INSTRUCTIONS TO FOLLOW
Find every line in the records below that holds the word "this" and copy it.

DATA SHOWN
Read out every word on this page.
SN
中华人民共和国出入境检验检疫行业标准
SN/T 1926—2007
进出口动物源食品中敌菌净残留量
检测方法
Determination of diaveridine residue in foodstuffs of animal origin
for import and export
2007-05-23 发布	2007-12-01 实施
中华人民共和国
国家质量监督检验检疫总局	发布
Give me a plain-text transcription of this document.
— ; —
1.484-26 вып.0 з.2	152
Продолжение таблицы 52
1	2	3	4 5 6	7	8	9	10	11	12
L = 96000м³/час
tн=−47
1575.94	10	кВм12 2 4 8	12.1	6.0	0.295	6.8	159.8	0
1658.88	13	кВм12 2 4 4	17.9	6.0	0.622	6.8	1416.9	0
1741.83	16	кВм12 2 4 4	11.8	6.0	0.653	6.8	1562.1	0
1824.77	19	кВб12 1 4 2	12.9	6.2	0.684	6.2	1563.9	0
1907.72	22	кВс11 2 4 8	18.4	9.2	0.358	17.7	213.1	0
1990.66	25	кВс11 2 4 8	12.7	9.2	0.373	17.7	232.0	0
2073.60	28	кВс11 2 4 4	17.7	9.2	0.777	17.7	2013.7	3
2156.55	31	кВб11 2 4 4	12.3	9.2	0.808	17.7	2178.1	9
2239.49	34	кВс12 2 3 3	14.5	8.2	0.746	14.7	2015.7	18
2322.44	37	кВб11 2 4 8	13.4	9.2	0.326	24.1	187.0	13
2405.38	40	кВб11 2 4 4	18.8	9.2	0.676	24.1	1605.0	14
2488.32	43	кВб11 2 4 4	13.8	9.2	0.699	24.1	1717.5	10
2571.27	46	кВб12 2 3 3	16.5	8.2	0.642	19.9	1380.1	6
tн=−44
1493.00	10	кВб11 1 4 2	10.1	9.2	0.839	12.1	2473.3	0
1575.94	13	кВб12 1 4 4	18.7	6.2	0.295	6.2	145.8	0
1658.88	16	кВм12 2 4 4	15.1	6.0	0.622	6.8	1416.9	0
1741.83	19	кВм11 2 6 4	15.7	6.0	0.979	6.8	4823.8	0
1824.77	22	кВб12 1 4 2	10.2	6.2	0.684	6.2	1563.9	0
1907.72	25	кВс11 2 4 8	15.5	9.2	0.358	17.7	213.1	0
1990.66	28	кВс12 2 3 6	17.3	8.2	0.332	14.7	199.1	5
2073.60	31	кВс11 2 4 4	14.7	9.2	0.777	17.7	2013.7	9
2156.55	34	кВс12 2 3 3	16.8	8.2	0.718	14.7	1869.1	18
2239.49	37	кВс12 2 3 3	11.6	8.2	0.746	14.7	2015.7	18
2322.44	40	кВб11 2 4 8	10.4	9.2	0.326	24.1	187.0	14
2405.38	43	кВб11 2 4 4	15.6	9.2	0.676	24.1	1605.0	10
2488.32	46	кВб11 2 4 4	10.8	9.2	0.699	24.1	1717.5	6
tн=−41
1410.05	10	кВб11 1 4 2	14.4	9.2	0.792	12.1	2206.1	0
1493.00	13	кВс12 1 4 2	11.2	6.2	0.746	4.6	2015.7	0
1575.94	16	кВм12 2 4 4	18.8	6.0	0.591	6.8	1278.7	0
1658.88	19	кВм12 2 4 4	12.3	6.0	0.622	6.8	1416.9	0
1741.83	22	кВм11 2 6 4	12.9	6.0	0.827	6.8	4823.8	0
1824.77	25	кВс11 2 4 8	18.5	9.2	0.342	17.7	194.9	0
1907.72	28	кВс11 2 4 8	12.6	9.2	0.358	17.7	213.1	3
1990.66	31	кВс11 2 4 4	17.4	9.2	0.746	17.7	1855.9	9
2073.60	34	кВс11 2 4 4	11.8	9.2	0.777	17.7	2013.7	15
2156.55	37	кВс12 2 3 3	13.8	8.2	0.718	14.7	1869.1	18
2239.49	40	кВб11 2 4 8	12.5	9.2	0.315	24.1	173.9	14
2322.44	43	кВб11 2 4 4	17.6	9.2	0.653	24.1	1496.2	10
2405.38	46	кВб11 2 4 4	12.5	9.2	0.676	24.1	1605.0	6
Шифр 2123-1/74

SOLVED EXERCISE
Read out every word on this page.
Give me a plain-text transcription of this document.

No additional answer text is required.